=== Records supplied ===

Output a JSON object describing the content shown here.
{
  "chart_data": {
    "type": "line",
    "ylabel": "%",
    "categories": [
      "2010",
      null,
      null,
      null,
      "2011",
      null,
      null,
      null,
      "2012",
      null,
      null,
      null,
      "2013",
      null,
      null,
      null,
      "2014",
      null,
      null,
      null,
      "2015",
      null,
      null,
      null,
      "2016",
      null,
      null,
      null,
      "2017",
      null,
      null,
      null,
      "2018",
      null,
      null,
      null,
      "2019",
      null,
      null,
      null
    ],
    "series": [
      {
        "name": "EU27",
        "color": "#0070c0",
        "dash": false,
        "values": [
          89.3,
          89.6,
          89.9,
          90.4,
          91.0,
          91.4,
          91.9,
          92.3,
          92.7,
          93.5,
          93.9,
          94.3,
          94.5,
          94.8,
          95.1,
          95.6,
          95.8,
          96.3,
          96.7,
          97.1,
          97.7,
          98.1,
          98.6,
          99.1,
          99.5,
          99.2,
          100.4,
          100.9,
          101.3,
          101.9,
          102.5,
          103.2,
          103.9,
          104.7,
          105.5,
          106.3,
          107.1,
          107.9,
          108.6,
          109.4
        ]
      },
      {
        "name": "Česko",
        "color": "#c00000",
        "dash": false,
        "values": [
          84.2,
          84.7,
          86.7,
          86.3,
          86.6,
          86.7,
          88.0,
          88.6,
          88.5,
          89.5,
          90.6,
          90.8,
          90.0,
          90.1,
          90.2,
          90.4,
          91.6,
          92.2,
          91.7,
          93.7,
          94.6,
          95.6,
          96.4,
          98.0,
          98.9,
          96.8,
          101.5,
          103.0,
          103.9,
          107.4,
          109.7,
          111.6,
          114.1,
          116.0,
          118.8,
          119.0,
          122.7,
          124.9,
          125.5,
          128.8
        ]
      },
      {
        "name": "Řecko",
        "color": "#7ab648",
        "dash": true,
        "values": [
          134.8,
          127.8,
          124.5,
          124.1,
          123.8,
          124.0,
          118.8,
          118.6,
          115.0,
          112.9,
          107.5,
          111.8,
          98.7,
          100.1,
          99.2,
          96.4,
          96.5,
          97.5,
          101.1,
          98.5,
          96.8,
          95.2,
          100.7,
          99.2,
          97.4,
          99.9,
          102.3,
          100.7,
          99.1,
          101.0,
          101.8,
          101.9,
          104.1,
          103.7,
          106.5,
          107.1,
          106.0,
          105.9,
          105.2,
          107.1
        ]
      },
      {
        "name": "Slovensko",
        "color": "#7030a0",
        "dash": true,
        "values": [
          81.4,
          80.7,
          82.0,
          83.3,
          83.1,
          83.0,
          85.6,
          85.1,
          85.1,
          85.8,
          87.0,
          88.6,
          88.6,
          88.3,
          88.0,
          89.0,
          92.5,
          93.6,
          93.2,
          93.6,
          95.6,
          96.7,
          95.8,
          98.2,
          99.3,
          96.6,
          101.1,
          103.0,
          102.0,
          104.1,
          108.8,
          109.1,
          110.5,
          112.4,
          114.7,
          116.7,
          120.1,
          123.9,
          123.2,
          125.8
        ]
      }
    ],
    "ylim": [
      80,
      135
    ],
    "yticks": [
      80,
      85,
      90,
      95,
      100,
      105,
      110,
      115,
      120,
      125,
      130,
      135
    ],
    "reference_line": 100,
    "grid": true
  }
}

===

→ The problem:
Give back all the records exactly as they stand.

→ Output of the task:
Output a JSON object describing the content shown here.
{
  "chart_data": {
    "type": "line",
    "ylabel": "%",
    "categories": [
      "2010",
      null,
      null,
      null,
      "2011",
      null,
      null,
      null,
      "2012",
      null,
      null,
      null,
      "2013",
      null,
      null,
      null,
      "2014",
      null,
      null,
      null,
      "2015",
      null,
      null,
      null,
      "2016",
      null,
      null,
      null,
      "2017",
      null,
      null,
      null,
      "2018",
      null,
      null,
      null,
      "2019",
      null,
      null,
      null
    ],
    "series": [
      {
        "name": "EU27",
        "color": "#0070c0",
        "dash": false,
        "values": [
          89.3,
          89.6,
          89.9,
          90.4,
          91.0,
          91.4,
          91.9,
          92.3,
          92.7,
          93.5,
          93.9,
          94.3,
          94.5,
          94.8,
          95.1,
          95.6,
          95.8,
          96.3,
          96.7,
          97.1,
          97.7,
          98.1,
          98.6,
          99.1,
          99.5,
          99.2,
          100.4,
          100.9,
          101.3,
          101.9,
          102.5,
          103.2,
          103.9,
          104.7,
          105.5,
          106.3,
          107.1,
          107.9,
          108.6,
          109.4
        ]
      },
      {
        "name": "Česko",
        "color": "#c00000",
        "dash": false,
        "values": [
          84.2,
          84.7,
          86.7,
          86.3,
          86.6,
          86.7,
          88.0,
          88.6,
          88.5,
          89.5,
          90.6,
          90.8,
          90.0,
          90.1,
          90.2,
          90.4,
          91.6,
          92.2,
          91.7,
          93.7,
          94.6,
          95.6,
          96.4,
          98.0,
          98.9,
          96.8,
          101.5,
          103.0,
          103.9,
          107.4,
          109.7,
          111.6,
          114.1,
          116.0,
          118.8,
          119.0,
          122.7,
          124.9,
          125.5,
          128.8
        ]
      },
      {
        "name": "Řecko",
        "color": "#7ab648",
        "dash": true,
        "values": [
          134.8,
          127.8,
          124.5,
          124.1,
          123.8,
          124.0,
          118.8,
          118.6,
          115.0,
          112.9,
          107.5,
          111.8,
          98.7,
          100.1,
          99.2,
          96.4,
          96.5,
          97.5,
          101.1,
          98.5,
          96.8,
          95.2,
          100.7,
          99.2,
          97.4,
          99.9,
          102.3,
          100.7,
          99.1,
          101.0,
          101.8,
          101.9,
          104.1,
          103.7,
          106.5,
          107.1,
          106.0,
          105.9,
          105.2,
          107.1
        ]
      },
      {
        "name": "Slovensko",
        "color": "#7030a0",
        "dash": true,
        "values": [
          81.4,
          80.7,
          82.0,
          83.3,
          83.1,
          83.0,
          85.6,
          85.1,
          85.1,
          85.8,
          87.0,
          88.6,
          88.6,
          88.3,
          88.0,
          89.0,
          92.5,
          93.6,
          93.2,
          93.6,
          95.6,
          96.7,
          95.8,
          98.2,
          99.3,
          96.6,
          101.1,
          103.0,
          102.0,
          104.1,
          108.8,
          109.1,
          110.5,
          112.4,
          114.7,
          116.7,
          120.1,
          123.9,
          123.2,
          125.8
        ]
      }
    ],
    "ylim": [
      80,
      135
    ],
    "yticks": [
      80,
      85,
      90,
      95,
      100,
      105,
      110,
      115,
      120,
      125,
      130,
      135
    ],
    "reference_line": 100,
    "grid": true
  }
}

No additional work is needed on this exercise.